(Data entries)

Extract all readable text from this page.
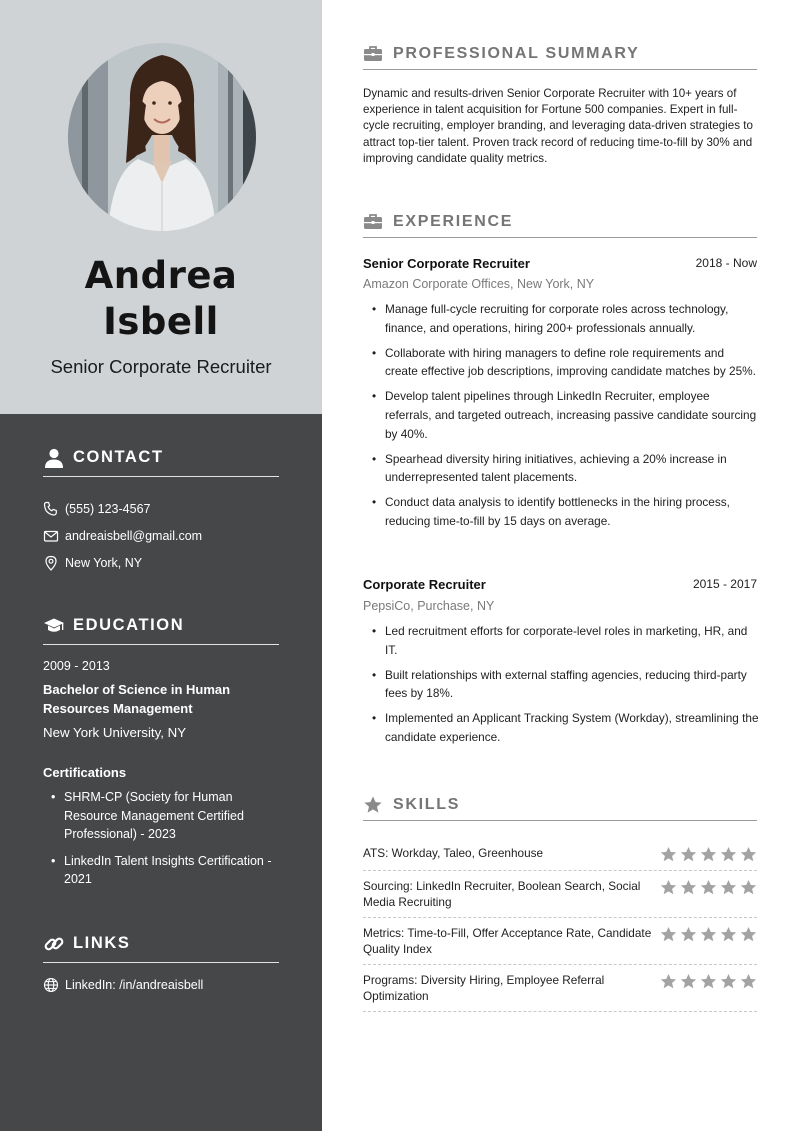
Andrea
Isbell
Senior Corporate Recruiter
CONTACT
(555) 123-4567
andreaisbell@gmail.com
New York, NY
EDUCATION
2009 - 2013
Bachelor of Science in Human
Resources Management
New York University, NY
Certifications
• SHRM-CP (Society for Human Resource Management Certified Professional) - 2023
• LinkedIn Talent Insights Certification - 2021
LINKS
LinkedIn: /in/andreaisbell
PROFESSIONAL SUMMARY
Dynamic and results-driven Senior Corporate Recruiter with 10+ years of experience in talent acquisition for Fortune 500 companies. Expert in full-cycle recruiting, employer branding, and leveraging data-driven strategies to attract top-tier talent. Proven track record of reducing time-to-fill by 30% and improving candidate quality metrics.
EXPERIENCE
Senior Corporate Recruiter	2018 - Now
Amazon Corporate Offices, New York, NY
• Manage full-cycle recruiting for corporate roles across technology, finance, and operations, hiring 200+ professionals annually.
• Collaborate with hiring managers to define role requirements and create effective job descriptions, improving candidate matches by 25%.
• Develop talent pipelines through LinkedIn Recruiter, employee referrals, and targeted outreach, increasing passive candidate sourcing by 40%.
• Spearhead diversity hiring initiatives, achieving a 20% increase in underrepresented talent placements.
• Conduct data analysis to identify bottlenecks in the hiring process, reducing time-to-fill by 15 days on average.
Corporate Recruiter	2015 - 2017
PepsiCo, Purchase, NY
• Led recruitment efforts for corporate-level roles in marketing, HR, and IT.
• Built relationships with external staffing agencies, reducing third-party fees by 18%.
• Implemented an Applicant Tracking System (Workday), streamlining the candidate experience.
SKILLS
ATS: Workday, Taleo, Greenhouse
Sourcing: LinkedIn Recruiter, Boolean Search, Social Media Recruiting
Metrics: Time-to-Fill, Offer Acceptance Rate, Candidate Quality Index
Programs: Diversity Hiring, Employee Referral Optimization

(WRITTEN EXERCISE):
Take the listing above and print it exactly, apart from the pictures.

(THE SOLUTION):
Extract all readable text from this page.
Andrea
Isbell
Senior Corporate Recruiter
CONTACT
(555) 123-4567
andreaisbell@gmail.com
New York, NY
EDUCATION
2009 - 2013
Bachelor of Science in Human
Resources Management
New York University, NY
Certifications
• SHRM-CP (Society for Human Resource Management Certified Professional) - 2023
• LinkedIn Talent Insights Certification - 2021
LINKS
LinkedIn: /in/andreaisbell
PROFESSIONAL SUMMARY
Dynamic and results-driven Senior Corporate Recruiter with 10+ years of experience in talent acquisition for Fortune 500 companies. Expert in full-cycle recruiting, employer branding, and leveraging data-driven strategies to attract top-tier talent. Proven track record of reducing time-to-fill by 30% and improving candidate quality metrics.
EXPERIENCE
Senior Corporate Recruiter	2018 - Now
Amazon Corporate Offices, New York, NY
• Manage full-cycle recruiting for corporate roles across technology, finance, and operations, hiring 200+ professionals annually.
• Collaborate with hiring managers to define role requirements and create effective job descriptions, improving candidate matches by 25%.
• Develop talent pipelines through LinkedIn Recruiter, employee referrals, and targeted outreach, increasing passive candidate sourcing by 40%.
• Spearhead diversity hiring initiatives, achieving a 20% increase in underrepresented talent placements.
• Conduct data analysis to identify bottlenecks in the hiring process, reducing time-to-fill by 15 days on average.
Corporate Recruiter	2015 - 2017
PepsiCo, Purchase, NY
• Led recruitment efforts for corporate-level roles in marketing, HR, and IT.
• Built relationships with external staffing agencies, reducing third-party fees by 18%.
• Implemented an Applicant Tracking System (Workday), streamlining the candidate experience.
SKILLS
ATS: Workday, Taleo, Greenhouse
Sourcing: LinkedIn Recruiter, Boolean Search, Social Media Recruiting
Metrics: Time-to-Fill, Offer Acceptance Rate, Candidate Quality Index
Programs: Diversity Hiring, Employee Referral Optimization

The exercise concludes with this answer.